TASK DETAILS: Copy out each line that has "access" in it.

DATA FOR PROCESSING:

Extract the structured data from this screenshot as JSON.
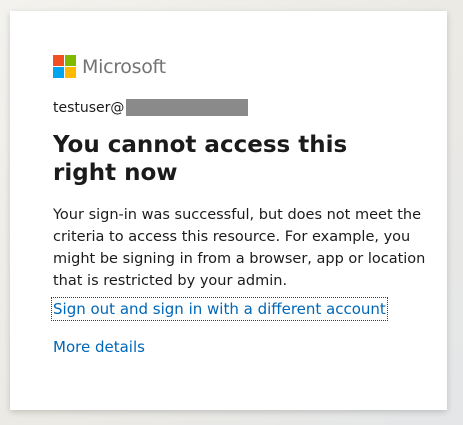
{
  "brand": {
    "logo_text": "Microsoft",
    "colors": {
      "red": "#f25022",
      "green": "#7fba00",
      "blue": "#00a4ef",
      "yellow": "#ffb900"
    }
  },
  "identity": {
    "username": "testuser@"
  },
  "title": "You cannot access this right now",
  "description": "Your sign-in was successful, but does not meet the criteria to access this resource. For example, you might be signing in from a browser, app or location that is restricted by your admin.",
  "links": {
    "sign_out": "Sign out and sign in with a different account",
    "more_details": "More details"
  },
  "accent_color": "#0067b8"
}
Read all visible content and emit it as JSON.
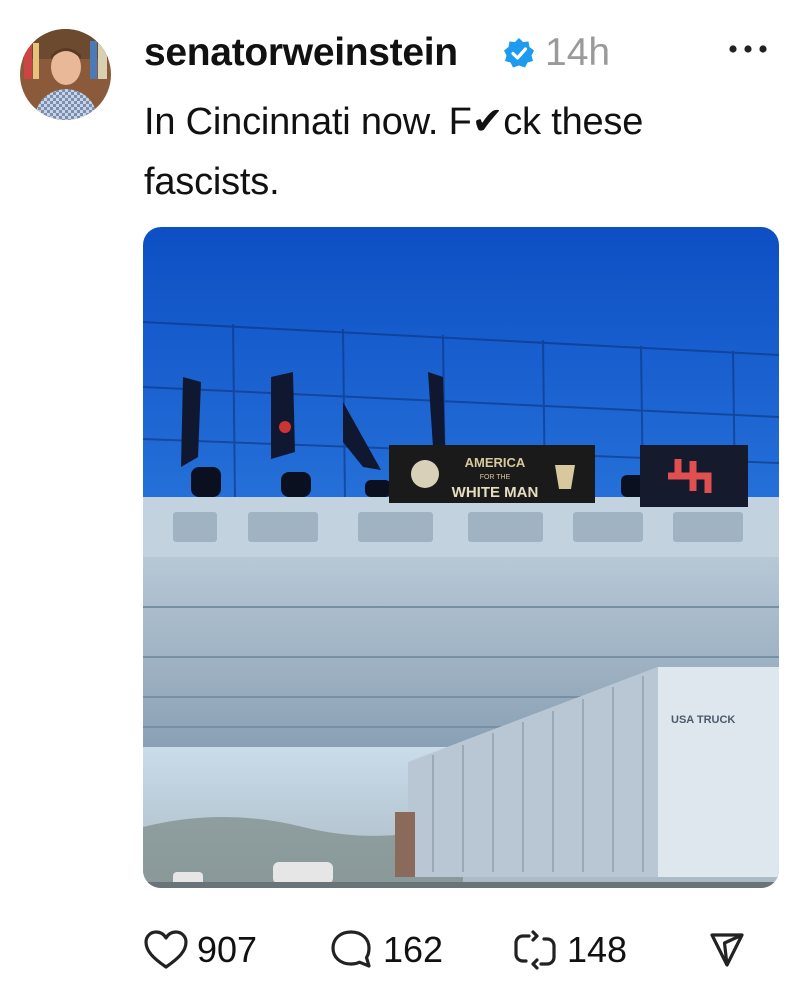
{
  "post": {
    "username": "senatorweinstein",
    "timestamp": "14h",
    "text": "In Cincinnati now. F✔ck these fascists."
  },
  "photo": {
    "banner_line1": "AMERICA",
    "banner_line2": "FOR THE",
    "banner_line3": "WHITE MAN",
    "truck_logo": "USA TRUCK"
  },
  "actions": {
    "likes": "907",
    "replies": "162",
    "reposts": "148"
  },
  "icons": {
    "more": "more-dots-icon",
    "verified": "verified-badge-icon",
    "like": "heart-icon",
    "reply": "comment-icon",
    "repost": "repost-icon",
    "share": "share-icon"
  },
  "colors": {
    "verified": "#1d9bf0",
    "timestamp": "#9a9a9a",
    "text": "#111111"
  }
}
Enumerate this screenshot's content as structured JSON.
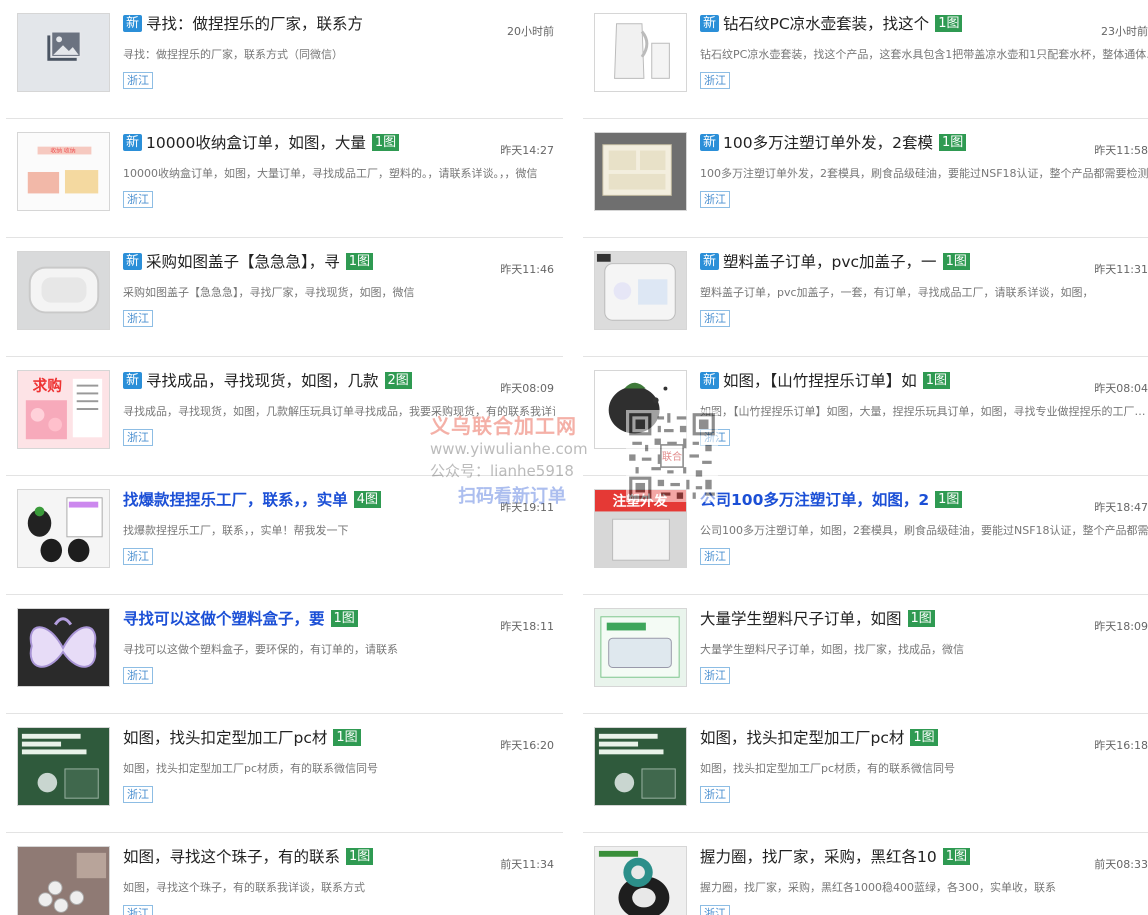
{
  "left_items": [
    {
      "is_new": true,
      "new_label": "新",
      "title": "寻找：做捏捏乐的厂家，联系方",
      "img_count": "",
      "time": "20小时前",
      "desc": "寻找：做捏捏乐的厂家，联系方式（同微信）",
      "location": "浙江",
      "title_style": "normal",
      "thumb": "placeholder"
    },
    {
      "is_new": true,
      "new_label": "新",
      "title": "10000收纳盒订单，如图，大量",
      "img_count": "1图",
      "time": "昨天14:27",
      "desc": "10000收纳盒订单，如图，大量订单，寻找成品工厂，塑料的。，请联系详谈。，，微信",
      "location": "浙江",
      "title_style": "normal",
      "thumb": "storage-box-photo"
    },
    {
      "is_new": true,
      "new_label": "新",
      "title": "采购如图盖子【急急急】，寻",
      "img_count": "1图",
      "time": "昨天11:46",
      "desc": "采购如图盖子【急急急】，寻找厂家，寻找现货，如图，微信",
      "location": "浙江",
      "title_style": "normal",
      "thumb": "white-lid-photo"
    },
    {
      "is_new": true,
      "new_label": "新",
      "title": "寻找成品，寻找现货，如图，几款",
      "img_count": "2图",
      "time": "昨天08:09",
      "desc": "寻找成品，寻找现货，如图，几款解压玩具订单寻找成品，我要采购现货，有的联系我详谈",
      "location": "浙江",
      "title_style": "normal",
      "thumb": "pink-toys-photo"
    },
    {
      "is_new": false,
      "new_label": "",
      "title": "找爆款捏捏乐工厂，联系，，实单",
      "img_count": "4图",
      "time": "昨天19:11",
      "desc": "找爆款捏捏乐工厂，联系，，实单！帮我发一下",
      "location": "浙江",
      "title_style": "blue",
      "thumb": "black-toys-photo"
    },
    {
      "is_new": false,
      "new_label": "",
      "title": "寻找可以这做个塑料盒子，要",
      "img_count": "1图",
      "time": "昨天18:11",
      "desc": "寻找可以这做个塑料盒子，要环保的，有订单的，请联系",
      "location": "浙江",
      "title_style": "blue",
      "thumb": "butterfly-box-photo"
    },
    {
      "is_new": false,
      "new_label": "",
      "title": "如图，找头扣定型加工厂pc材",
      "img_count": "1图",
      "time": "昨天16:20",
      "desc": "如图，找头扣定型加工厂pc材质，有的联系微信同号",
      "location": "浙江",
      "title_style": "normal",
      "thumb": "green-board-photo"
    },
    {
      "is_new": false,
      "new_label": "",
      "title": "如图，寻找这个珠子，有的联系",
      "img_count": "1图",
      "time": "前天11:34",
      "desc": "如图，寻找这个珠子，有的联系我详谈，联系方式",
      "location": "浙江",
      "title_style": "normal",
      "thumb": "beads-photo"
    }
  ],
  "right_items": [
    {
      "is_new": true,
      "new_label": "新",
      "title": "钻石纹PC凉水壶套装，找这个",
      "img_count": "1图",
      "time": "23小时前",
      "desc": "钻石纹PC凉水壶套装，找这个产品，这套水具包含1把带盖凉水壶和1只配套水杯，整体通体…",
      "location": "浙江",
      "title_style": "normal",
      "thumb": "water-jug-photo"
    },
    {
      "is_new": true,
      "new_label": "新",
      "title": "100多万注塑订单外发，2套模",
      "img_count": "1图",
      "time": "昨天11:58",
      "desc": "100多万注塑订单外发，2套模具，刷食品级硅油，要能过NSF18认证，整个产品都需要检测…",
      "location": "浙江",
      "title_style": "normal",
      "thumb": "clear-box-photo"
    },
    {
      "is_new": true,
      "new_label": "新",
      "title": "塑料盖子订单，pvc加盖子，一",
      "img_count": "1图",
      "time": "昨天11:31",
      "desc": "塑料盖子订单，pvc加盖子，一套，有订单，寻找成品工厂，请联系详谈，如图，",
      "location": "浙江",
      "title_style": "normal",
      "thumb": "pvc-lid-photo"
    },
    {
      "is_new": true,
      "new_label": "新",
      "title": "如图，【山竹捏捏乐订单】如",
      "img_count": "1图",
      "time": "昨天08:04",
      "desc": "如图，【山竹捏捏乐订单】如图，大量，捏捏乐玩具订单，如图，寻找专业做捏捏乐的工厂…",
      "location": "浙江",
      "title_style": "normal",
      "thumb": "mangosteen-photo"
    },
    {
      "is_new": false,
      "new_label": "",
      "title": "公司100多万注塑订单，如图，2",
      "img_count": "1图",
      "time": "昨天18:47",
      "desc": "公司100多万注塑订单，如图，2套模具，刷食品级硅油，要能过NSF18认证，整个产品都需…",
      "location": "浙江",
      "title_style": "blue",
      "thumb": "injection-photo"
    },
    {
      "is_new": false,
      "new_label": "",
      "title": "大量学生塑料尺子订单，如图",
      "img_count": "1图",
      "time": "昨天18:09",
      "desc": "大量学生塑料尺子订单，如图，找厂家，找成品，微信",
      "location": "浙江",
      "title_style": "normal",
      "thumb": "ruler-photo"
    },
    {
      "is_new": false,
      "new_label": "",
      "title": "如图，找头扣定型加工厂pc材",
      "img_count": "1图",
      "time": "昨天16:18",
      "desc": "如图，找头扣定型加工厂pc材质，有的联系微信同号",
      "location": "浙江",
      "title_style": "normal",
      "thumb": "green-board-photo"
    },
    {
      "is_new": false,
      "new_label": "",
      "title": "握力圈，找厂家，采购，黑红各10",
      "img_count": "1图",
      "time": "前天08:33",
      "desc": "握力圈，找厂家，采购，黑红各1000稳400蓝绿，各300，实单收，联系",
      "location": "浙江",
      "title_style": "normal",
      "thumb": "grip-ring-photo"
    }
  ],
  "watermark": {
    "name": "义乌联合加工网",
    "url": "www.yiwulianhe.com",
    "wechat": "公众号：lianhe5918",
    "slogan": "扫码看新订单",
    "qr_label": "联合"
  },
  "thumb_text": {
    "pink-toys-photo": "求购",
    "injection-photo": "注塑外发"
  }
}
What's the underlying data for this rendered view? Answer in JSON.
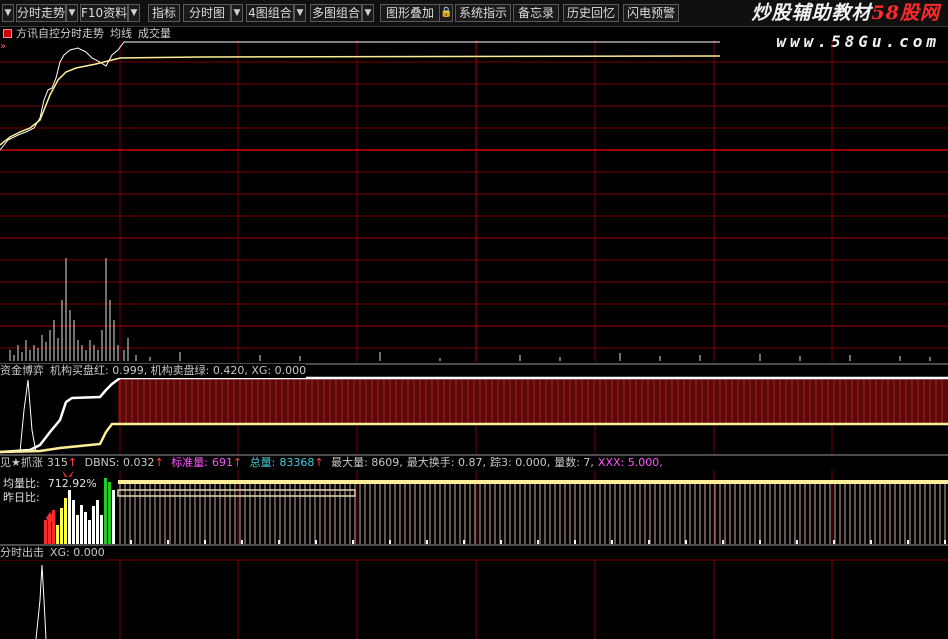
{
  "toolbar": {
    "items": [
      {
        "label": "分时走势",
        "has_arrow": true
      },
      {
        "label": "F10资料",
        "has_arrow": true
      },
      {
        "label": "指标",
        "has_arrow": false
      },
      {
        "label": "分时图",
        "has_arrow": true
      },
      {
        "label": "4图组合",
        "has_arrow": true
      },
      {
        "label": "多图组合",
        "has_arrow": true
      },
      {
        "label": "图形叠加",
        "has_arrow": false
      },
      {
        "label": "系统指示",
        "has_arrow": false
      },
      {
        "label": "备忘录",
        "has_arrow": false
      },
      {
        "label": "历史回忆",
        "has_arrow": false
      },
      {
        "label": "闪电预警",
        "has_arrow": false
      }
    ]
  },
  "watermark": {
    "title_main": "炒股辅助教材",
    "title_accent": "58股网",
    "url": "www.58Gu.com"
  },
  "main_panel": {
    "title": "方讯自控分时走势",
    "indicator_1": "均线",
    "indicator_2": "成交量"
  },
  "panel_2": {
    "name": "资金博弈",
    "text": "机构买盘红: 0.999, 机构卖盘绿: 0.420, XG: 0.000"
  },
  "panel_3": {
    "name": "见★抓涨",
    "value": "315",
    "dbns": "DBNS: 0.032",
    "standard_label": "标准量:",
    "standard_value": "691",
    "total_label": "总量:",
    "total_value": "83368",
    "max_vol": "最大量: 8609,",
    "max_turnover": "最大换手: 0.87,",
    "jump3": "踪3: 0.000,",
    "vol_count": "量数: 7,",
    "xxx": "XXX: 5.000,",
    "ratio_label": "均量比:",
    "ratio_value": "712.92%",
    "prev_ratio_label": "昨日比:"
  },
  "panel_4": {
    "name": "分时出击",
    "text": "XG: 0.000"
  },
  "colors": {
    "grid": "#7a0000",
    "grid_bright": "#b00000",
    "price_line": "#ffffff",
    "avg_line": "#ffee99",
    "dim_text": "#c8c8c8",
    "magenta": "#ff55ff",
    "cyan": "#44ccdd",
    "red": "#ff2a2a",
    "green": "#22cc22",
    "yellow": "#ffff44"
  }
}
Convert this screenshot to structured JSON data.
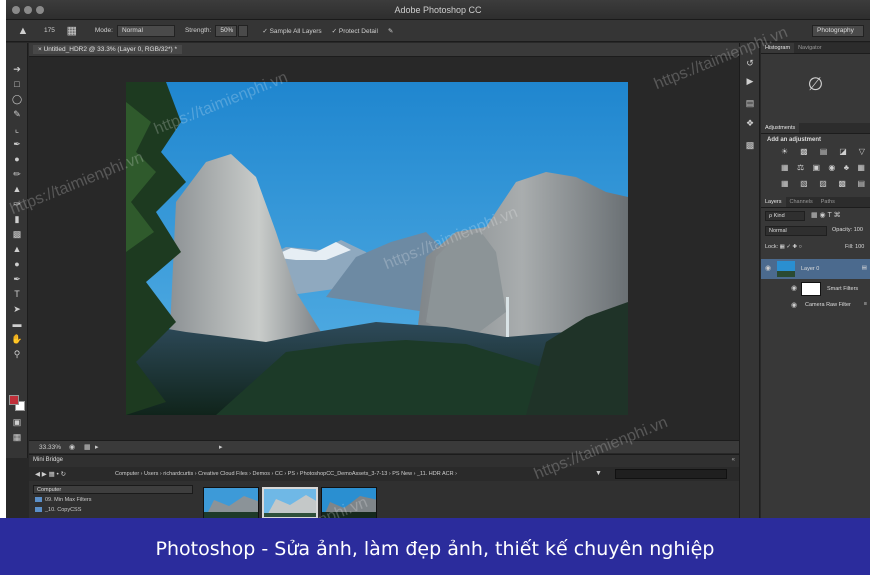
{
  "window": {
    "title": "Adobe Photoshop CC"
  },
  "options_bar": {
    "tool_size": "175",
    "mode_label": "Mode:",
    "mode_value": "Normal",
    "strength_label": "Strength:",
    "strength_value": "50%",
    "sample_all_layers": "Sample All Layers",
    "protect_detail": "Protect Detail",
    "workspace": "Photography"
  },
  "document": {
    "tab_title": "Untitled_HDR2 @ 33.3% (Layer 0, RGB/32*) *",
    "zoom": "33.33%"
  },
  "mini_bridge": {
    "title": "Mini Bridge",
    "close": "«",
    "breadcrumbs": "Computer  ›  Users  ›  richardcurtis  ›  Creative Cloud Files  ›  Demos  ›  CC  ›  PS  ›  PhotoshopCC_DemoAssets_3-7-13  ›  PS New  ›  _11. HDR ACR  ›",
    "source": "Computer",
    "folders": [
      "09. Min Max Filters",
      "_10. CopyCSS"
    ]
  },
  "panels": {
    "histogram_tabs": [
      "Histogram",
      "Navigator"
    ],
    "histogram_symbol": "∅",
    "adjustments_tab": "Adjustments",
    "adjustments_title": "Add an adjustment",
    "layers_tabs": [
      "Layers",
      "Channels",
      "Paths"
    ],
    "kind_filter": "ρ Kind",
    "blend_mode": "Normal",
    "opacity_label": "Opacity:",
    "opacity_value": "100",
    "lock_label": "Lock:",
    "fill_label": "Fill:",
    "fill_value": "100",
    "layers": [
      {
        "name": "Layer 0"
      },
      {
        "name": "Smart Filters"
      },
      {
        "name": "Camera Raw Filter"
      }
    ]
  },
  "caption": "Photoshop - Sửa ảnh, làm đẹp ảnh, thiết kế chuyên nghiệp",
  "watermark": "https://taimienphi.vn",
  "colors": {
    "app_bg": "#282828",
    "panel_bg": "#383838",
    "caption_bg": "#2b2c9c",
    "foreground_swatch": "#c0303a",
    "background_swatch": "#ffffff",
    "sky": "#2a8fd1"
  }
}
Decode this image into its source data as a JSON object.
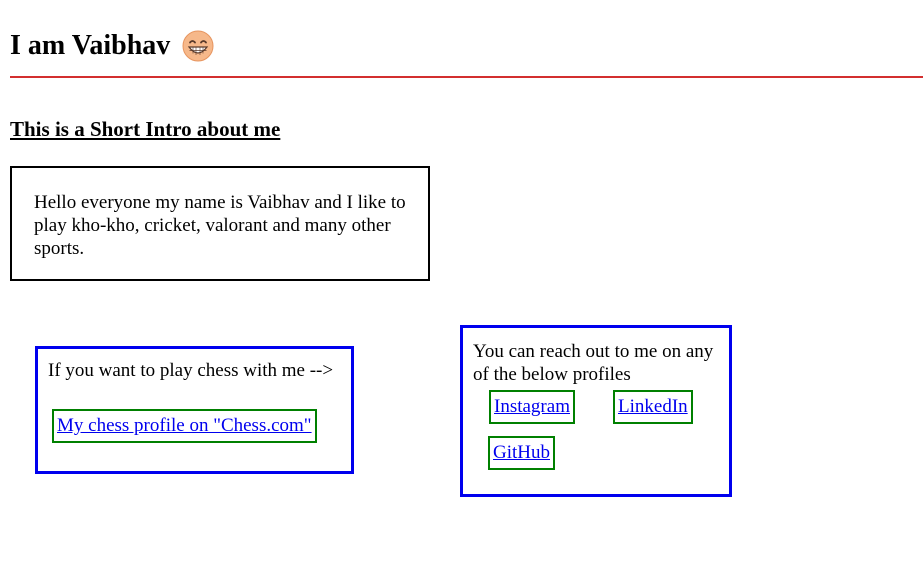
{
  "header": {
    "title": "I am Vaibhav",
    "emoji_icon": "grinning-face-with-smiling-eyes-icon"
  },
  "intro": {
    "heading": "This is a Short Intro about me",
    "text": "Hello everyone my name is Vaibhav and I like to play kho-kho, cricket, valorant and many other sports."
  },
  "chess": {
    "text": "If you want to play chess with me -->",
    "link_label": "My chess profile on \"Chess.com\""
  },
  "reach": {
    "text": "You can reach out to me on any of the below profiles",
    "links": [
      {
        "label": "Instagram"
      },
      {
        "label": "LinkedIn"
      },
      {
        "label": "GitHub"
      }
    ]
  },
  "colors": {
    "divider": "#d32f2f",
    "box_border_blue": "#0000ee",
    "link_border_green": "#008000",
    "link_text": "#0000ee"
  }
}
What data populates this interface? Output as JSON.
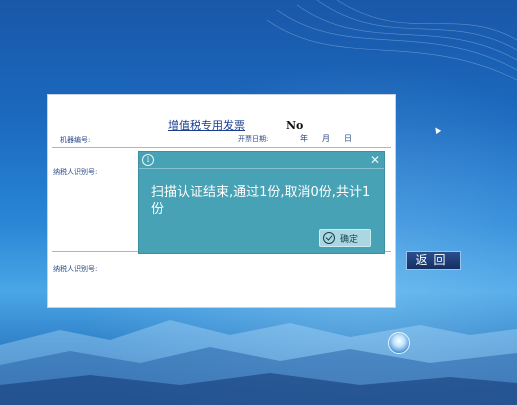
{
  "invoice": {
    "title": "增值税专用发票",
    "no_label": "No",
    "machine_no_label": "机器编号:",
    "issue_date_label": "开票日期:",
    "year": "年",
    "month": "月",
    "day": "日",
    "buyer_tax_id_label": "纳税人识别号:",
    "seller_tax_id_label": "纳税人识别号:"
  },
  "dialog": {
    "message": "扫描认证结束,通过1份,取消0份,共计1份",
    "ok_label": "确定",
    "info_icon": "info-circle",
    "close_icon": "close-x"
  },
  "back_button": {
    "label": "返回"
  },
  "colors": {
    "dialog_bg": "#46a2b4",
    "desktop_blue": "#1b6ac0",
    "back_button_bg": "#1e3f78"
  }
}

RESULT OF THE EXERCISE:
  "title": "You cannot access this right now",
  "description": "Your sign-in was successful, but does not meet the criteria to access this resource. For example, you might be signing in from a browser, app or location that is restricted by your admin.",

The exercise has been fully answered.